-- START Excerpted data --
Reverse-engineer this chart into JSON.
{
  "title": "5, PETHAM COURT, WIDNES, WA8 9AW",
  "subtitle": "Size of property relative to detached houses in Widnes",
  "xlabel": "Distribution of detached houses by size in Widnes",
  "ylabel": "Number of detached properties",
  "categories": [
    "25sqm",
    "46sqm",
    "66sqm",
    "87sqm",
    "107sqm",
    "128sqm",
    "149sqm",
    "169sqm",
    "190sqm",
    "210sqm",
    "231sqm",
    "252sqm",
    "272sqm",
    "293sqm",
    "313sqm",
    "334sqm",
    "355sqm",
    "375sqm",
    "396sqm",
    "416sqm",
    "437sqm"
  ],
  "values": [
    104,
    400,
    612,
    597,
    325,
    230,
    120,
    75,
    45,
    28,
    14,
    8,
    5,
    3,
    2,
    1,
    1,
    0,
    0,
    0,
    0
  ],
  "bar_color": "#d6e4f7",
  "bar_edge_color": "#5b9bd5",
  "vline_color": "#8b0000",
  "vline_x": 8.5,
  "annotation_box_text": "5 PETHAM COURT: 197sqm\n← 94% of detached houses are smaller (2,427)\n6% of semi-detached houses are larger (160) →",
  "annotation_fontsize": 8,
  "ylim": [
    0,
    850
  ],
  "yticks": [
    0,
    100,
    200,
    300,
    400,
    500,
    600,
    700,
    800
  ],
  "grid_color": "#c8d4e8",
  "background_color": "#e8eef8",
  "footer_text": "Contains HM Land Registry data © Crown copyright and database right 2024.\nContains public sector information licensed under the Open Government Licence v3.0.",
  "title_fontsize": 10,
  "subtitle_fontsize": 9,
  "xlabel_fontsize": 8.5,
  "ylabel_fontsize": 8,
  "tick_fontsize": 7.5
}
-- END Excerpted data --
Exercise:
Give back all the data exactly as written.

Output of the exercise:
Reverse-engineer this chart into JSON.
{
  "title": "5, PETHAM COURT, WIDNES, WA8 9AW",
  "subtitle": "Size of property relative to detached houses in Widnes",
  "xlabel": "Distribution of detached houses by size in Widnes",
  "ylabel": "Number of detached properties",
  "categories": [
    "25sqm",
    "46sqm",
    "66sqm",
    "87sqm",
    "107sqm",
    "128sqm",
    "149sqm",
    "169sqm",
    "190sqm",
    "210sqm",
    "231sqm",
    "252sqm",
    "272sqm",
    "293sqm",
    "313sqm",
    "334sqm",
    "355sqm",
    "375sqm",
    "396sqm",
    "416sqm",
    "437sqm"
  ],
  "values": [
    104,
    400,
    612,
    597,
    325,
    230,
    120,
    75,
    45,
    28,
    14,
    8,
    5,
    3,
    2,
    1,
    1,
    0,
    0,
    0,
    0
  ],
  "bar_color": "#d6e4f7",
  "bar_edge_color": "#5b9bd5",
  "vline_color": "#8b0000",
  "vline_x": 8.5,
  "annotation_box_text": "5 PETHAM COURT: 197sqm\n← 94% of detached houses are smaller (2,427)\n6% of semi-detached houses are larger (160) →",
  "annotation_fontsize": 8,
  "ylim": [
    0,
    850
  ],
  "yticks": [
    0,
    100,
    200,
    300,
    400,
    500,
    600,
    700,
    800
  ],
  "grid_color": "#c8d4e8",
  "background_color": "#e8eef8",
  "footer_text": "Contains HM Land Registry data © Crown copyright and database right 2024.\nContains public sector information licensed under the Open Government Licence v3.0.",
  "title_fontsize": 10,
  "subtitle_fontsize": 9,
  "xlabel_fontsize": 8.5,
  "ylabel_fontsize": 8,
  "tick_fontsize": 7.5
}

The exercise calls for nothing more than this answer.